WHAT TO PRODUCE: Copy the data exactly as it appears, and do not include any pictures.

GIVEN DATA:

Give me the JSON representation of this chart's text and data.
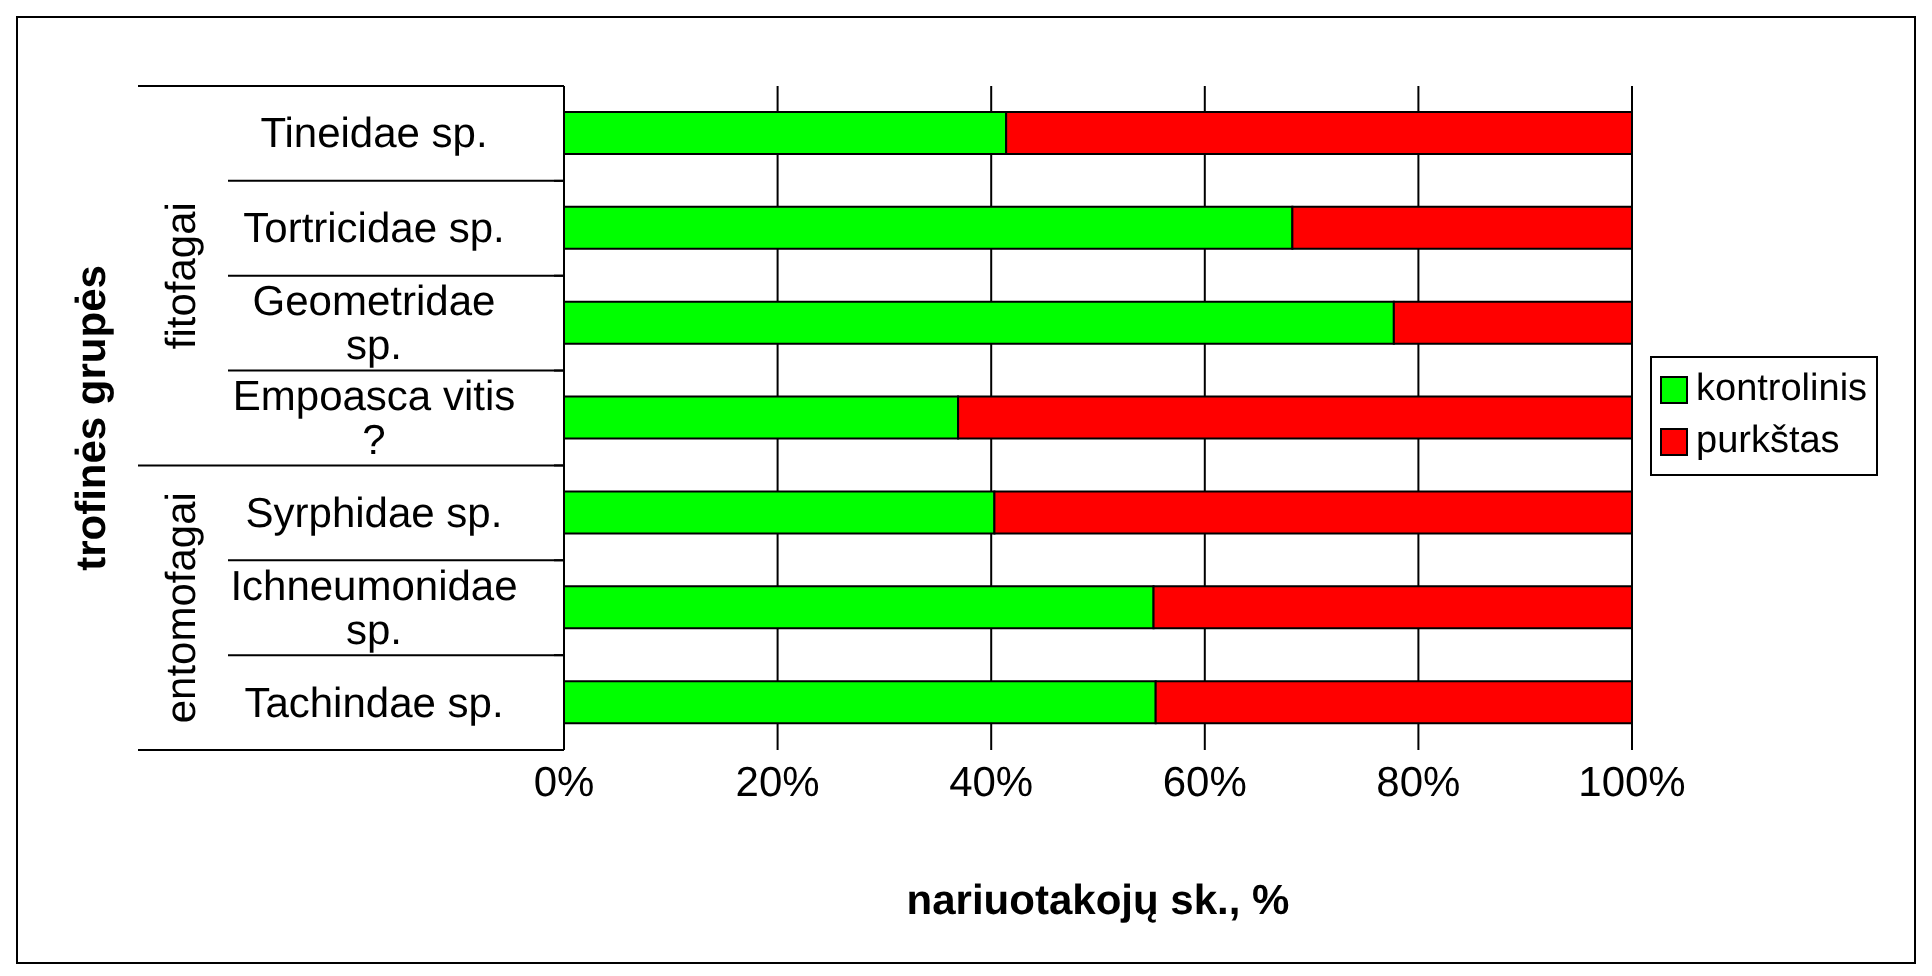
{
  "chart_data": {
    "type": "bar",
    "orientation": "horizontal",
    "stacked": true,
    "xlabel": "nariuotakojų sk., %",
    "ylabel": "trofinės grupės",
    "categories": [
      "Tineidae sp.",
      "Tortricidae sp.",
      "Geometridae sp.",
      "Empoasca vitis ?",
      "Syrphidae sp.",
      "Ichneumonidae sp.",
      "Tachindae sp."
    ],
    "series": [
      {
        "name": "kontrolinis",
        "color": "#00ff00",
        "values": [
          41.4,
          68.2,
          77.7,
          36.9,
          40.3,
          55.2,
          55.4
        ]
      },
      {
        "name": "purkštas",
        "color": "#ff0000",
        "values": [
          58.6,
          31.8,
          22.3,
          63.1,
          59.7,
          44.8,
          44.6
        ]
      }
    ],
    "xlim": [
      0,
      100
    ],
    "xticks": [
      {
        "value": 0,
        "label": "0%"
      },
      {
        "value": 20,
        "label": "20%"
      },
      {
        "value": 40,
        "label": "40%"
      },
      {
        "value": 60,
        "label": "60%"
      },
      {
        "value": 80,
        "label": "80%"
      },
      {
        "value": 100,
        "label": "100%"
      }
    ],
    "grid": "x",
    "legend": "right",
    "annotations": [
      "fitofagai",
      "entomofagai"
    ]
  }
}
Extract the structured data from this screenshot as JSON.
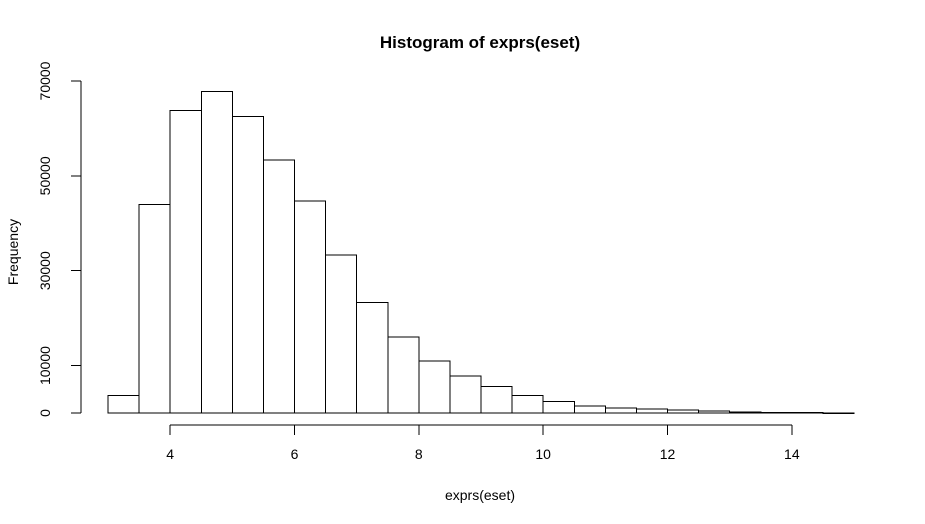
{
  "chart_data": {
    "type": "bar",
    "title": "Histogram of exprs(eset)",
    "xlabel": "exprs(eset)",
    "ylabel": "Frequency",
    "x_ticks": [
      4,
      6,
      8,
      10,
      12,
      14
    ],
    "y_ticks": [
      0,
      10000,
      30000,
      50000,
      70000
    ],
    "xlim": [
      3,
      15
    ],
    "ylim": [
      0,
      70000
    ],
    "bin_width": 0.5,
    "categories": [
      "3.0-3.5",
      "3.5-4.0",
      "4.0-4.5",
      "4.5-5.0",
      "5.0-5.5",
      "5.5-6.0",
      "6.0-6.5",
      "6.5-7.0",
      "7.0-7.5",
      "7.5-8.0",
      "8.0-8.5",
      "8.5-9.0",
      "9.0-9.5",
      "9.5-10.0",
      "10.0-10.5",
      "10.5-11.0",
      "11.0-11.5",
      "11.5-12.0",
      "12.0-12.5",
      "12.5-13.0",
      "13.0-13.5",
      "13.5-14.0",
      "14.0-14.5",
      "14.5-15.0"
    ],
    "bin_starts": [
      3.0,
      3.5,
      4.0,
      4.5,
      5.0,
      5.5,
      6.0,
      6.5,
      7.0,
      7.5,
      8.0,
      8.5,
      9.0,
      9.5,
      10.0,
      10.5,
      11.0,
      11.5,
      12.0,
      12.5,
      13.0,
      13.5,
      14.0,
      14.5
    ],
    "values": [
      3700,
      44000,
      63800,
      67800,
      62500,
      53300,
      44700,
      33300,
      23300,
      16000,
      11000,
      7800,
      5600,
      3700,
      2400,
      1500,
      1100,
      800,
      600,
      400,
      250,
      150,
      80,
      40
    ],
    "grid": false,
    "legend": "none"
  }
}
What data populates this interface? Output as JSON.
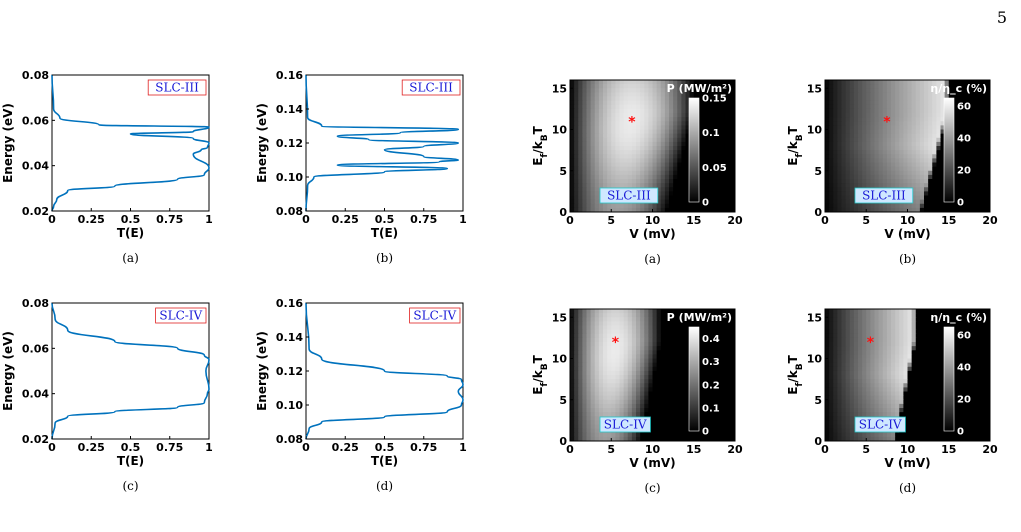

TASK SOLUTION:
Give me the JSON representation of this chart's text and data.
{
  "chart_data": {
    "type": "bar",
    "orientation": "horizontal",
    "stacked": true,
    "xlabel": "nariuotakojų sk., %",
    "ylabel": "trofinės grupės",
    "categories": [
      "Tineidae sp.",
      "Tortricidae sp.",
      "Geometridae sp.",
      "Empoasca vitis ?",
      "Syrphidae sp.",
      "Ichneumonidae sp.",
      "Tachindae sp."
    ],
    "series": [
      {
        "name": "kontrolinis",
        "color": "#00ff00",
        "values": [
          41.4,
          68.2,
          77.7,
          36.9,
          40.3,
          55.2,
          55.4
        ]
      },
      {
        "name": "purkštas",
        "color": "#ff0000",
        "values": [
          58.6,
          31.8,
          22.3,
          63.1,
          59.7,
          44.8,
          44.6
        ]
      }
    ],
    "xlim": [
      0,
      100
    ],
    "xticks": [
      {
        "value": 0,
        "label": "0%"
      },
      {
        "value": 20,
        "label": "20%"
      },
      {
        "value": 40,
        "label": "40%"
      },
      {
        "value": 60,
        "label": "60%"
      },
      {
        "value": 80,
        "label": "80%"
      },
      {
        "value": 100,
        "label": "100%"
      }
    ],
    "grid": "x",
    "legend": "right",
    "annotations": [
      "fitofagai",
      "entomofagai"
    ]
  }
}
Extract the structured data from this screenshot as JSON.
{
  "chart_data": {
    "type": "bar",
    "title": "Histogram of exprs(eset)",
    "xlabel": "exprs(eset)",
    "ylabel": "Frequency",
    "x_ticks": [
      4,
      6,
      8,
      10,
      12,
      14
    ],
    "y_ticks": [
      0,
      10000,
      30000,
      50000,
      70000
    ],
    "xlim": [
      3,
      15
    ],
    "ylim": [
      0,
      70000
    ],
    "bin_width": 0.5,
    "categories": [
      "3.0-3.5",
      "3.5-4.0",
      "4.0-4.5",
      "4.5-5.0",
      "5.0-5.5",
      "5.5-6.0",
      "6.0-6.5",
      "6.5-7.0",
      "7.0-7.5",
      "7.5-8.0",
      "8.0-8.5",
      "8.5-9.0",
      "9.0-9.5",
      "9.5-10.0",
      "10.0-10.5",
      "10.5-11.0",
      "11.0-11.5",
      "11.5-12.0",
      "12.0-12.5",
      "12.5-13.0",
      "13.0-13.5",
      "13.5-14.0",
      "14.0-14.5",
      "14.5-15.0"
    ],
    "bin_starts": [
      3.0,
      3.5,
      4.0,
      4.5,
      5.0,
      5.5,
      6.0,
      6.5,
      7.0,
      7.5,
      8.0,
      8.5,
      9.0,
      9.5,
      10.0,
      10.5,
      11.0,
      11.5,
      12.0,
      12.5,
      13.0,
      13.5,
      14.0,
      14.5
    ],
    "values": [
      3700,
      44000,
      63800,
      67800,
      62500,
      53300,
      44700,
      33300,
      23300,
      16000,
      11000,
      7800,
      5600,
      3700,
      2400,
      1500,
      1100,
      800,
      600,
      400,
      250,
      150,
      80,
      40
    ],
    "grid": false,
    "legend": "none"
  }
}
What data populates this interface? Output as JSON.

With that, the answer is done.